Stated task: Every record here needs to be written out again exactly.
----
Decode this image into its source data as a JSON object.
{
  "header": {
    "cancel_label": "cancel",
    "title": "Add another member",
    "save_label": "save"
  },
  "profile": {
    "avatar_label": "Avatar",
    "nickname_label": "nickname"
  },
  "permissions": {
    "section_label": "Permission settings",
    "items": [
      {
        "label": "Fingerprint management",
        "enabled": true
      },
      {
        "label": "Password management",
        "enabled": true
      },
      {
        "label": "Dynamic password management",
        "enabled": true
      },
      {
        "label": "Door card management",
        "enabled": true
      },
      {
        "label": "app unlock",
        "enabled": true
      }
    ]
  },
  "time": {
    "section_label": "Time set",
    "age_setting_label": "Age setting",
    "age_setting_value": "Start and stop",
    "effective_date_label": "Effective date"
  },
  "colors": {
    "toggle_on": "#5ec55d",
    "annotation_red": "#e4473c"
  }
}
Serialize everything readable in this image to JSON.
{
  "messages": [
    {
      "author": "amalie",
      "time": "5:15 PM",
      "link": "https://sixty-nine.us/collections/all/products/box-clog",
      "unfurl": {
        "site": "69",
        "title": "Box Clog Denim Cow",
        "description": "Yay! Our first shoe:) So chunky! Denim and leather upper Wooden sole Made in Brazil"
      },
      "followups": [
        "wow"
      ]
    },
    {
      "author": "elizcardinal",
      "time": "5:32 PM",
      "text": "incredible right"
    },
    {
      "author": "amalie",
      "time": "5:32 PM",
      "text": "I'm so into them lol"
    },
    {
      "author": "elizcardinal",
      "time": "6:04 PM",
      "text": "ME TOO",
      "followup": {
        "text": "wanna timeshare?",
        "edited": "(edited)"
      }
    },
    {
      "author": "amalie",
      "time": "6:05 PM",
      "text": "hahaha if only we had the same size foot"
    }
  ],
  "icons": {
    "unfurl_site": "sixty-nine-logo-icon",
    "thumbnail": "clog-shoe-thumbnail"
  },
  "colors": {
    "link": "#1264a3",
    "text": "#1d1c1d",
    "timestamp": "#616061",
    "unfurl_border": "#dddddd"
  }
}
----
Task result:
Decode this image into its source data as a JSON object.
{
  "header": {
    "cancel_label": "cancel",
    "title": "Add another member",
    "save_label": "save"
  },
  "profile": {
    "avatar_label": "Avatar",
    "nickname_label": "nickname"
  },
  "permissions": {
    "section_label": "Permission settings",
    "items": [
      {
        "label": "Fingerprint management",
        "enabled": true
      },
      {
        "label": "Password management",
        "enabled": true
      },
      {
        "label": "Dynamic password management",
        "enabled": true
      },
      {
        "label": "Door card management",
        "enabled": true
      },
      {
        "label": "app unlock",
        "enabled": true
      }
    ]
  },
  "time": {
    "section_label": "Time set",
    "age_setting_label": "Age setting",
    "age_setting_value": "Start and stop",
    "effective_date_label": "Effective date"
  },
  "colors": {
    "toggle_on": "#5ec55d",
    "annotation_red": "#e4473c"
  }
}
Serialize everything readable in this image to JSON.
{
  "messages": [
    {
      "author": "amalie",
      "time": "5:15 PM",
      "link": "https://sixty-nine.us/collections/all/products/box-clog",
      "unfurl": {
        "site": "69",
        "title": "Box Clog Denim Cow",
        "description": "Yay! Our first shoe:) So chunky! Denim and leather upper Wooden sole Made in Brazil"
      },
      "followups": [
        "wow"
      ]
    },
    {
      "author": "elizcardinal",
      "time": "5:32 PM",
      "text": "incredible right"
    },
    {
      "author": "amalie",
      "time": "5:32 PM",
      "text": "I'm so into them lol"
    },
    {
      "author": "elizcardinal",
      "time": "6:04 PM",
      "text": "ME TOO",
      "followup": {
        "text": "wanna timeshare?",
        "edited": "(edited)"
      }
    },
    {
      "author": "amalie",
      "time": "6:05 PM",
      "text": "hahaha if only we had the same size foot"
    }
  ],
  "icons": {
    "unfurl_site": "sixty-nine-logo-icon",
    "thumbnail": "clog-shoe-thumbnail"
  },
  "colors": {
    "link": "#1264a3",
    "text": "#1d1c1d",
    "timestamp": "#616061",
    "unfurl_border": "#dddddd"
  }
}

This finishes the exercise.